* Begin *

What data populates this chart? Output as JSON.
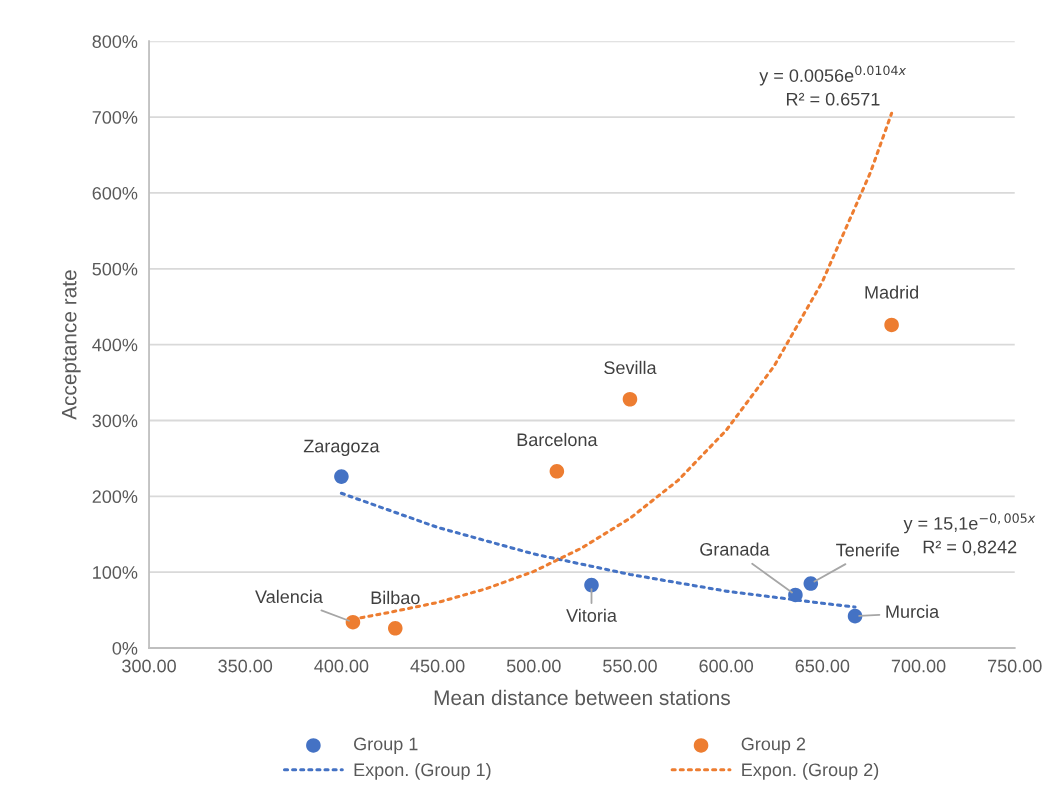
{
  "chart_data": {
    "type": "scatter",
    "xlabel": "Mean distance between stations",
    "ylabel": "Acceptance rate",
    "xlim": [
      300,
      750
    ],
    "xticks": [
      {
        "value": 300,
        "label": "300.00"
      },
      {
        "value": 350,
        "label": "350.00"
      },
      {
        "value": 400,
        "label": "400.00"
      },
      {
        "value": 450,
        "label": "450.00"
      },
      {
        "value": 500,
        "label": "500.00"
      },
      {
        "value": 550,
        "label": "550.00"
      },
      {
        "value": 600,
        "label": "600.00"
      },
      {
        "value": 650,
        "label": "650.00"
      },
      {
        "value": 700,
        "label": "700.00"
      },
      {
        "value": 750,
        "label": "750.00"
      }
    ],
    "ylim": [
      0,
      800
    ],
    "yticks": [
      {
        "value": 0,
        "label": "0%"
      },
      {
        "value": 100,
        "label": "100%"
      },
      {
        "value": 200,
        "label": "200%"
      },
      {
        "value": 300,
        "label": "300%"
      },
      {
        "value": 400,
        "label": "400%"
      },
      {
        "value": 500,
        "label": "500%"
      },
      {
        "value": 600,
        "label": "600%"
      },
      {
        "value": 700,
        "label": "700%"
      },
      {
        "value": 800,
        "label": "800%"
      }
    ],
    "grid": "y",
    "legend": "bottom",
    "marker": "circle",
    "series": [
      {
        "name": "Group 1",
        "color": "#4472c4",
        "x": [
          400,
          530,
          636,
          644,
          667
        ],
        "values": [
          226,
          83,
          70,
          85,
          42
        ]
      },
      {
        "name": "Group 2",
        "color": "#ed7d31",
        "x": [
          406,
          428,
          512,
          550,
          686
        ],
        "values": [
          34,
          26,
          233,
          328,
          426
        ]
      },
      {
        "name": "Expon. (Group 1)",
        "type": "line",
        "marker": "none",
        "line_style": "dotted",
        "color": "#4472c4",
        "x": [
          400,
          450,
          500,
          550,
          600,
          650,
          667
        ],
        "values": [
          204,
          159,
          124,
          97,
          75,
          59,
          54
        ]
      },
      {
        "name": "Expon. (Group 2)",
        "type": "line",
        "marker": "none",
        "line_style": "dotted",
        "color": "#ed7d31",
        "x": [
          406,
          425,
          450,
          475,
          500,
          525,
          550,
          575,
          600,
          625,
          650,
          675,
          686
        ],
        "values": [
          38,
          47,
          60,
          78,
          101,
          132,
          171,
          221,
          287,
          372,
          483,
          627,
          705
        ]
      }
    ],
    "annotations": [
      {
        "text": "Zaragoza",
        "x": 400,
        "y": 226
      },
      {
        "text": "Vitoria",
        "x": 530,
        "y": 83
      },
      {
        "text": "Granada",
        "x": 636,
        "y": 70
      },
      {
        "text": "Tenerife",
        "x": 644,
        "y": 85
      },
      {
        "text": "Murcia",
        "x": 667,
        "y": 42
      },
      {
        "text": "Valencia",
        "x": 406,
        "y": 34
      },
      {
        "text": "Bilbao",
        "x": 428,
        "y": 26
      },
      {
        "text": "Barcelona",
        "x": 512,
        "y": 233
      },
      {
        "text": "Sevilla",
        "x": 550,
        "y": 328
      },
      {
        "text": "Madrid",
        "x": 686,
        "y": 426
      },
      "y = 0.0056e$^{0.0104x}$\nR² = 0.6571",
      "y = 15,1e$^{−0,005x}$\nR² = 0,8242"
    ]
  }
}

* End *

• What is being asked: Print each entry shown above with exact wording and no pictures.

• Solved problem:
What data populates this chart? Output as JSON.
{
  "chart_data": {
    "type": "scatter",
    "xlabel": "Mean distance between stations",
    "ylabel": "Acceptance rate",
    "xlim": [
      300,
      750
    ],
    "xticks": [
      {
        "value": 300,
        "label": "300.00"
      },
      {
        "value": 350,
        "label": "350.00"
      },
      {
        "value": 400,
        "label": "400.00"
      },
      {
        "value": 450,
        "label": "450.00"
      },
      {
        "value": 500,
        "label": "500.00"
      },
      {
        "value": 550,
        "label": "550.00"
      },
      {
        "value": 600,
        "label": "600.00"
      },
      {
        "value": 650,
        "label": "650.00"
      },
      {
        "value": 700,
        "label": "700.00"
      },
      {
        "value": 750,
        "label": "750.00"
      }
    ],
    "ylim": [
      0,
      800
    ],
    "yticks": [
      {
        "value": 0,
        "label": "0%"
      },
      {
        "value": 100,
        "label": "100%"
      },
      {
        "value": 200,
        "label": "200%"
      },
      {
        "value": 300,
        "label": "300%"
      },
      {
        "value": 400,
        "label": "400%"
      },
      {
        "value": 500,
        "label": "500%"
      },
      {
        "value": 600,
        "label": "600%"
      },
      {
        "value": 700,
        "label": "700%"
      },
      {
        "value": 800,
        "label": "800%"
      }
    ],
    "grid": "y",
    "legend": "bottom",
    "marker": "circle",
    "series": [
      {
        "name": "Group 1",
        "color": "#4472c4",
        "x": [
          400,
          530,
          636,
          644,
          667
        ],
        "values": [
          226,
          83,
          70,
          85,
          42
        ]
      },
      {
        "name": "Group 2",
        "color": "#ed7d31",
        "x": [
          406,
          428,
          512,
          550,
          686
        ],
        "values": [
          34,
          26,
          233,
          328,
          426
        ]
      },
      {
        "name": "Expon. (Group 1)",
        "type": "line",
        "marker": "none",
        "line_style": "dotted",
        "color": "#4472c4",
        "x": [
          400,
          450,
          500,
          550,
          600,
          650,
          667
        ],
        "values": [
          204,
          159,
          124,
          97,
          75,
          59,
          54
        ]
      },
      {
        "name": "Expon. (Group 2)",
        "type": "line",
        "marker": "none",
        "line_style": "dotted",
        "color": "#ed7d31",
        "x": [
          406,
          425,
          450,
          475,
          500,
          525,
          550,
          575,
          600,
          625,
          650,
          675,
          686
        ],
        "values": [
          38,
          47,
          60,
          78,
          101,
          132,
          171,
          221,
          287,
          372,
          483,
          627,
          705
        ]
      }
    ],
    "annotations": [
      {
        "text": "Zaragoza",
        "x": 400,
        "y": 226
      },
      {
        "text": "Vitoria",
        "x": 530,
        "y": 83
      },
      {
        "text": "Granada",
        "x": 636,
        "y": 70
      },
      {
        "text": "Tenerife",
        "x": 644,
        "y": 85
      },
      {
        "text": "Murcia",
        "x": 667,
        "y": 42
      },
      {
        "text": "Valencia",
        "x": 406,
        "y": 34
      },
      {
        "text": "Bilbao",
        "x": 428,
        "y": 26
      },
      {
        "text": "Barcelona",
        "x": 512,
        "y": 233
      },
      {
        "text": "Sevilla",
        "x": 550,
        "y": 328
      },
      {
        "text": "Madrid",
        "x": 686,
        "y": 426
      },
      "y = 0.0056e$^{0.0104x}$\nR² = 0.6571",
      "y = 15,1e$^{−0,005x}$\nR² = 0,8242"
    ]
  }
}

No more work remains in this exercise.